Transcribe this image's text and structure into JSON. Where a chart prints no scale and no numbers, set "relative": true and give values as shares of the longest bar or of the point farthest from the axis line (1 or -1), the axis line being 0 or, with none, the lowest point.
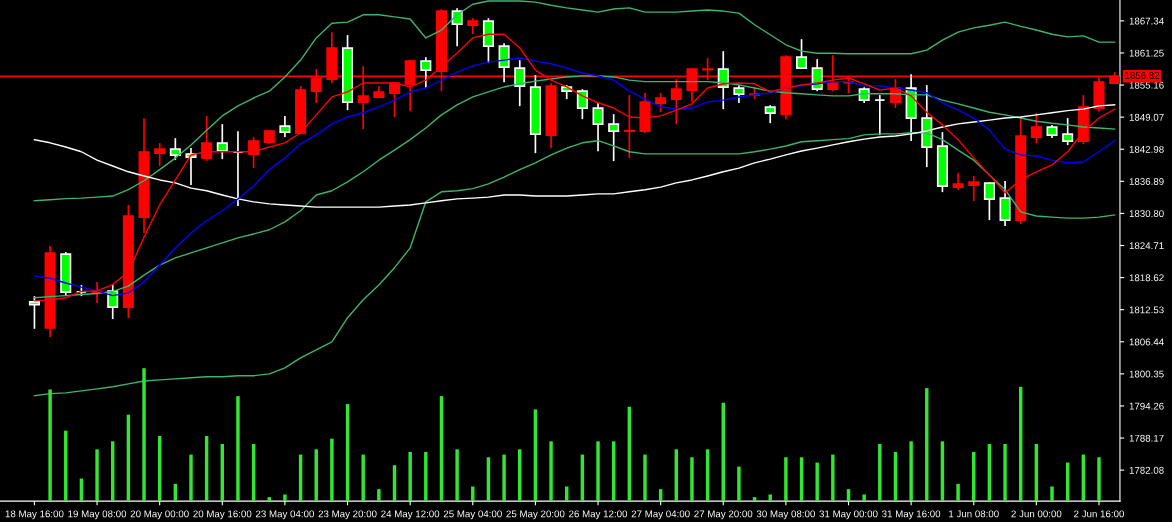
{
  "chart_data": [
    {
      "type": "candlestick",
      "categories": [
        "18 May 16:00",
        null,
        null,
        null,
        "19 May 08:00",
        null,
        null,
        null,
        "20 May 00:00",
        null,
        null,
        null,
        "20 May 16:00",
        null,
        null,
        null,
        "23 May 04:00",
        null,
        null,
        null,
        "23 May 20:00",
        null,
        null,
        null,
        "24 May 12:00",
        null,
        null,
        null,
        "25 May 04:00",
        null,
        null,
        null,
        "25 May 20:00",
        null,
        null,
        null,
        "26 May 12:00",
        null,
        null,
        null,
        "27 May 04:00",
        null,
        null,
        null,
        "27 May 20:00",
        null,
        null,
        null,
        "30 May 08:00",
        null,
        null,
        null,
        "31 May 00:00",
        null,
        null,
        null,
        "31 May 16:00",
        null,
        null,
        null,
        "1 Jun 08:00",
        null,
        null,
        null,
        "2 Jun 00:00",
        null,
        null,
        null,
        "2 Jun 16:00",
        null
      ],
      "ohlc": [
        [
          1814.0,
          1815.1,
          1808.9,
          1813.5
        ],
        [
          1809.05,
          1824.6,
          1807.34,
          1823.27
        ],
        [
          1823.08,
          1823.46,
          1815.3,
          1815.87
        ],
        [
          1815.9,
          1817.2,
          1815.1,
          1815.9
        ],
        [
          1815.8,
          1817.8,
          1813.8,
          1816.0
        ],
        [
          1816.06,
          1817.39,
          1810.75,
          1813.03
        ],
        [
          1813.03,
          1832.38,
          1810.94,
          1830.29
        ],
        [
          1830.1,
          1848.88,
          1827.07,
          1842.43
        ],
        [
          1842.24,
          1844.14,
          1839.78,
          1843.0
        ],
        [
          1843.0,
          1845.09,
          1840.92,
          1841.86
        ],
        [
          1842.05,
          1843.19,
          1836.17,
          1841.48
        ],
        [
          1841.29,
          1849.27,
          1840.73,
          1844.14
        ],
        [
          1844.14,
          1847.74,
          1841.1,
          1842.62
        ],
        [
          1842.43,
          1846.4,
          1832.2,
          1842.43
        ],
        [
          1842.05,
          1845.28,
          1839.4,
          1844.52
        ],
        [
          1844.33,
          1846.6,
          1843.95,
          1846.42
        ],
        [
          1847.37,
          1849.27,
          1845.28,
          1846.23
        ],
        [
          1846.04,
          1854.95,
          1845.85,
          1854.19
        ],
        [
          1854.0,
          1858.18,
          1851.73,
          1856.47
        ],
        [
          1856.28,
          1865.2,
          1855.52,
          1862.16
        ],
        [
          1862.16,
          1864.63,
          1850.4,
          1851.92
        ],
        [
          1851.92,
          1858.75,
          1846.8,
          1853.06
        ],
        [
          1852.87,
          1854.95,
          1852.68,
          1853.82
        ],
        [
          1853.63,
          1855.71,
          1849.07,
          1855.52
        ],
        [
          1855.33,
          1859.88,
          1850.21,
          1859.7
        ],
        [
          1859.7,
          1860.45,
          1854.57,
          1857.99
        ],
        [
          1857.8,
          1869.56,
          1854.0,
          1869.18
        ],
        [
          1869.18,
          1869.75,
          1862.54,
          1866.71
        ],
        [
          1866.52,
          1867.85,
          1864.82,
          1867.28
        ],
        [
          1867.28,
          1867.85,
          1859.32,
          1862.54
        ],
        [
          1862.54,
          1863.11,
          1855.71,
          1858.56
        ],
        [
          1858.37,
          1859.88,
          1851.16,
          1854.95
        ],
        [
          1854.76,
          1857.04,
          1842.24,
          1845.85
        ],
        [
          1845.66,
          1855.52,
          1843.19,
          1854.95
        ],
        [
          1854.76,
          1855.14,
          1852.49,
          1854.0
        ],
        [
          1854.0,
          1854.38,
          1848.69,
          1850.78
        ],
        [
          1850.78,
          1851.73,
          1842.62,
          1847.74
        ],
        [
          1847.74,
          1849.64,
          1840.73,
          1846.42
        ],
        [
          1846.42,
          1853.25,
          1841.29,
          1846.5
        ],
        [
          1846.42,
          1853.63,
          1846.04,
          1851.92
        ],
        [
          1851.73,
          1853.63,
          1850.02,
          1852.68
        ],
        [
          1852.49,
          1856.28,
          1847.74,
          1854.38
        ],
        [
          1854.19,
          1858.37,
          1851.92,
          1858.18
        ],
        [
          1858.1,
          1860.26,
          1856.09,
          1858.18
        ],
        [
          1858.18,
          1861.59,
          1850.59,
          1854.76
        ],
        [
          1854.57,
          1855.14,
          1851.73,
          1853.44
        ],
        [
          1853.3,
          1854.76,
          1852.49,
          1853.44
        ],
        [
          1850.97,
          1851.35,
          1847.93,
          1849.83
        ],
        [
          1849.64,
          1860.83,
          1848.69,
          1860.45
        ],
        [
          1860.45,
          1863.87,
          1858.18,
          1858.37
        ],
        [
          1858.37,
          1860.07,
          1854.0,
          1854.38
        ],
        [
          1854.38,
          1860.83,
          1854.0,
          1855.52
        ],
        [
          1855.6,
          1856.85,
          1853.63,
          1855.71
        ],
        [
          1854.38,
          1854.76,
          1851.73,
          1852.3
        ],
        [
          1852.3,
          1853.25,
          1845.66,
          1852.3
        ],
        [
          1851.92,
          1856.28,
          1850.78,
          1854.57
        ],
        [
          1854.57,
          1857.23,
          1844.52,
          1848.88
        ],
        [
          1848.88,
          1855.14,
          1839.59,
          1843.38
        ],
        [
          1843.57,
          1846.23,
          1834.84,
          1835.98
        ],
        [
          1835.79,
          1838.45,
          1835.22,
          1836.36
        ],
        [
          1836.17,
          1837.88,
          1833.14,
          1836.74
        ],
        [
          1836.55,
          1836.74,
          1829.53,
          1833.52
        ],
        [
          1833.71,
          1836.93,
          1828.4,
          1829.53
        ],
        [
          1829.53,
          1848.88,
          1828.77,
          1845.47
        ],
        [
          1845.28,
          1849.83,
          1844.14,
          1847.18
        ],
        [
          1847.18,
          1847.56,
          1845.09,
          1845.66
        ],
        [
          1845.85,
          1848.88,
          1843.76,
          1844.52
        ],
        [
          1844.52,
          1853.25,
          1843.95,
          1850.97
        ],
        [
          1850.78,
          1856.66,
          1850.21,
          1855.71
        ],
        [
          1855.52,
          1857.61,
          1855.33,
          1856.82
        ]
      ],
      "colors": [
        "#00ff00",
        "#ff0000",
        "#00ff00",
        "#ffffff",
        "#ff0000",
        "#00ff00",
        "#ff0000",
        "#ff0000",
        "#ff0000",
        "#00ff00",
        "#00ff00",
        "#ff0000",
        "#00ff00",
        "#ffffff",
        "#ff0000",
        "#ff0000",
        "#00ff00",
        "#ff0000",
        "#ff0000",
        "#ff0000",
        "#00ff00",
        "#ff0000",
        "#ff0000",
        "#ff0000",
        "#ff0000",
        "#00ff00",
        "#ff0000",
        "#00ff00",
        "#ff0000",
        "#00ff00",
        "#00ff00",
        "#00ff00",
        "#00ff00",
        "#ff0000",
        "#00ff00",
        "#00ff00",
        "#00ff00",
        "#00ff00",
        "#ff0000",
        "#ff0000",
        "#ff0000",
        "#ff0000",
        "#ff0000",
        "#ff0000",
        "#00ff00",
        "#00ff00",
        "#ff0000",
        "#00ff00",
        "#ff0000",
        "#00ff00",
        "#00ff00",
        "#ff0000",
        "#ff0000",
        "#00ff00",
        "#ffffff",
        "#ff0000",
        "#00ff00",
        "#00ff00",
        "#00ff00",
        "#ff0000",
        "#ff0000",
        "#00ff00",
        "#00ff00",
        "#ff0000",
        "#ff0000",
        "#00ff00",
        "#00ff00",
        "#ff0000",
        "#ff0000",
        "#ff0000"
      ],
      "series": [
        {
          "type": "line",
          "color": "#3cb371",
          "values": [
            1833.2,
            1833.4,
            1833.6,
            1833.7,
            1833.9,
            1834.1,
            1835.3,
            1837.0,
            1839.1,
            1841.3,
            1843.8,
            1846.6,
            1849.3,
            1851.2,
            1852.7,
            1854.0,
            1856.7,
            1859.9,
            1864.1,
            1866.9,
            1867.1,
            1868.5,
            1868.5,
            1868.1,
            1867.7,
            1864.1,
            1865.6,
            1868.5,
            1870.5,
            1871.1,
            1871.1,
            1871.1,
            1870.9,
            1870.3,
            1869.8,
            1869.4,
            1869.0,
            1869.6,
            1869.8,
            1869.0,
            1869.0,
            1869.0,
            1869.2,
            1869.4,
            1869.2,
            1868.8,
            1866.6,
            1864.7,
            1862.8,
            1861.6,
            1861.2,
            1861.2,
            1861.1,
            1861.1,
            1861.1,
            1861.1,
            1861.1,
            1861.8,
            1863.7,
            1865.2,
            1866.0,
            1866.5,
            1867.1,
            1866.3,
            1865.6,
            1864.8,
            1864.3,
            1864.5,
            1863.3,
            1863.3
          ]
        },
        {
          "type": "line",
          "color": "#3cb371",
          "values": [
            1814.8,
            1815.0,
            1815.2,
            1815.4,
            1815.6,
            1816.0,
            1817.0,
            1819.1,
            1821.0,
            1822.35,
            1823.3,
            1824.25,
            1825.2,
            1826.15,
            1826.9,
            1827.7,
            1829.2,
            1831.3,
            1834.3,
            1835.1,
            1836.8,
            1838.7,
            1840.9,
            1842.8,
            1844.8,
            1847.0,
            1849.5,
            1851.4,
            1852.9,
            1853.85,
            1854.8,
            1855.4,
            1855.9,
            1856.3,
            1856.7,
            1856.9,
            1856.9,
            1856.7,
            1856.1,
            1855.8,
            1855.8,
            1855.8,
            1855.8,
            1855.8,
            1855.6,
            1855.2,
            1854.6,
            1854.0,
            1853.7,
            1853.5,
            1853.3,
            1853.1,
            1853.1,
            1853.5,
            1853.5,
            1853.5,
            1853.3,
            1853.3,
            1852.3,
            1851.6,
            1850.8,
            1850.0,
            1849.5,
            1848.9,
            1848.3,
            1847.9,
            1847.6,
            1847.2,
            1847.0,
            1846.8
          ]
        },
        {
          "type": "line",
          "color": "#3cb371",
          "values": [
            1796.2,
            1796.6,
            1796.75,
            1797.13,
            1797.5,
            1797.9,
            1798.45,
            1799.0,
            1799.2,
            1799.4,
            1799.6,
            1799.8,
            1799.8,
            1800.0,
            1800.0,
            1800.35,
            1801.5,
            1803.4,
            1804.9,
            1806.4,
            1811.0,
            1814.4,
            1817.2,
            1820.5,
            1824.25,
            1833.0,
            1834.9,
            1835.1,
            1835.5,
            1836.4,
            1837.7,
            1839.1,
            1840.4,
            1841.9,
            1843.2,
            1844.2,
            1844.6,
            1843.6,
            1842.5,
            1842.1,
            1842.1,
            1842.1,
            1842.1,
            1842.1,
            1842.1,
            1842.1,
            1842.5,
            1843.0,
            1843.6,
            1844.4,
            1844.6,
            1844.8,
            1845.0,
            1845.7,
            1845.9,
            1845.9,
            1846.1,
            1846.1,
            1844.8,
            1842.8,
            1840.9,
            1838.1,
            1835.3,
            1831.1,
            1830.3,
            1830.1,
            1829.9,
            1829.9,
            1830.1,
            1830.5
          ]
        },
        {
          "type": "line",
          "color": "#ffffff",
          "values": [
            1844.8,
            1844.2,
            1843.4,
            1842.5,
            1840.9,
            1839.8,
            1838.7,
            1837.9,
            1837.15,
            1836.6,
            1835.6,
            1835.1,
            1834.3,
            1833.55,
            1833.0,
            1832.6,
            1832.4,
            1832.2,
            1832.0,
            1832.0,
            1832.0,
            1832.0,
            1832.0,
            1832.2,
            1832.4,
            1832.8,
            1833.2,
            1833.55,
            1833.7,
            1833.9,
            1834.3,
            1834.3,
            1834.1,
            1834.1,
            1834.1,
            1834.3,
            1834.5,
            1834.5,
            1834.9,
            1835.3,
            1835.8,
            1836.6,
            1837.15,
            1837.9,
            1838.7,
            1839.4,
            1840.4,
            1841.1,
            1841.9,
            1842.65,
            1843.2,
            1843.8,
            1844.4,
            1844.9,
            1845.3,
            1845.5,
            1845.9,
            1846.45,
            1847.2,
            1847.8,
            1848.15,
            1848.5,
            1848.9,
            1849.1,
            1849.5,
            1849.9,
            1850.3,
            1850.6,
            1851.2,
            1851.4
          ]
        },
        {
          "type": "line",
          "color": "#0000ff",
          "values": [
            1818.9,
            1818.5,
            1817.6,
            1816.8,
            1816.1,
            1815.2,
            1815.7,
            1817.8,
            1821.0,
            1824.25,
            1827.1,
            1829.4,
            1831.3,
            1833.55,
            1836.0,
            1839.1,
            1841.3,
            1844.0,
            1845.7,
            1847.8,
            1849.1,
            1849.9,
            1851.0,
            1852.3,
            1853.85,
            1854.6,
            1856.1,
            1857.6,
            1858.8,
            1859.5,
            1859.9,
            1860.3,
            1859.7,
            1859.2,
            1858.4,
            1857.45,
            1856.9,
            1856.1,
            1854.0,
            1852.5,
            1851.0,
            1850.6,
            1850.8,
            1851.95,
            1852.3,
            1852.9,
            1853.3,
            1853.7,
            1854.6,
            1855.0,
            1855.4,
            1855.8,
            1855.8,
            1855.0,
            1855.0,
            1854.6,
            1854.2,
            1853.7,
            1851.8,
            1850.4,
            1848.9,
            1846.6,
            1843.0,
            1841.9,
            1841.7,
            1840.9,
            1840.4,
            1840.55,
            1842.5,
            1844.6
          ]
        },
        {
          "type": "line",
          "color": "#ff0000",
          "values": [
            1814.2,
            1814.4,
            1814.8,
            1816.0,
            1816.1,
            1817.3,
            1819.7,
            1826.3,
            1832.4,
            1837.15,
            1841.9,
            1842.5,
            1842.5,
            1842.5,
            1842.5,
            1843.4,
            1844.2,
            1846.1,
            1849.5,
            1852.9,
            1853.85,
            1855.55,
            1855.55,
            1855.55,
            1854.8,
            1856.1,
            1858.6,
            1861.25,
            1864.1,
            1864.8,
            1864.8,
            1862.2,
            1858.0,
            1856.1,
            1854.8,
            1853.1,
            1851.8,
            1850.8,
            1849.1,
            1848.9,
            1849.3,
            1850.4,
            1851.6,
            1854.6,
            1855.4,
            1855.55,
            1855.4,
            1853.85,
            1854.6,
            1855.2,
            1855.55,
            1856.1,
            1856.5,
            1855.4,
            1854.2,
            1854.6,
            1853.1,
            1850.0,
            1847.6,
            1844.8,
            1841.3,
            1838.1,
            1834.7,
            1837.15,
            1838.7,
            1840.0,
            1842.5,
            1846.3,
            1848.9,
            1850.6
          ]
        }
      ],
      "ylim": [
        1776.2,
        1871.3
      ],
      "yticks": [
        1867.34,
        1861.25,
        1855.16,
        1849.07,
        1842.98,
        1836.89,
        {
          "value": 1830.8,
          "label": "1830.80"
        },
        1824.71,
        1818.62,
        1812.53,
        1806.44,
        1800.35,
        1794.26,
        1788.17,
        1782.08
      ],
      "ref_lines": [
        {
          "axis": "y",
          "value": 1856.82,
          "label": "1856.82",
          "color": "#ff0000"
        }
      ],
      "grid": false
    },
    {
      "type": "bar",
      "relative": true,
      "tick_labels": false,
      "color": "#32e632",
      "categories": [
        null,
        null,
        null,
        null,
        null,
        null,
        null,
        null,
        null,
        null,
        null,
        null,
        null,
        null,
        null,
        null,
        null,
        null,
        null,
        null,
        null,
        null,
        null,
        null,
        null,
        null,
        null,
        null,
        null,
        null,
        null,
        null,
        null,
        null,
        null,
        null,
        null,
        null,
        null,
        null,
        null,
        null,
        null,
        null,
        null,
        null,
        null,
        null,
        null,
        null,
        null,
        null,
        null,
        null,
        null,
        null,
        null,
        null,
        null,
        null,
        null,
        null,
        null,
        null,
        null,
        null,
        null,
        null,
        null,
        null
      ],
      "values": [
        null,
        0.84,
        0.53,
        0.17,
        0.39,
        0.45,
        0.65,
        1,
        0.49,
        0.13,
        0.35,
        0.49,
        0.43,
        0.79,
        0.43,
        0.03,
        0.05,
        0.35,
        0.39,
        0.47,
        0.73,
        0.35,
        0.09,
        0.27,
        0.37,
        0.37,
        0.79,
        0.39,
        0.11,
        0.33,
        0.35,
        0.39,
        0.69,
        0.45,
        0.11,
        0.35,
        0.45,
        0.45,
        0.71,
        0.35,
        0.09,
        0.39,
        0.33,
        0.39,
        0.74,
        0.26,
        0.03,
        0.05,
        0.33,
        0.33,
        0.29,
        0.35,
        0.09,
        0.05,
        0.43,
        0.37,
        0.45,
        0.85,
        0.45,
        0.13,
        0.37,
        0.43,
        0.43,
        0.86,
        0.43,
        0.11,
        0.29,
        0.35,
        0.33,
        0
      ]
    }
  ]
}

### Instruction:
Copy out all lines from the material above that contain the string "relative".

### Complete answer:
Transcribe this image's text and structure into JSON. Where a chart prints no scale and no numbers, set "relative": true and give values as shares of the longest bar or of the point farthest from the axis line (1 or -1), the axis line being 0 or, with none, the lowest point.
      "relative": true,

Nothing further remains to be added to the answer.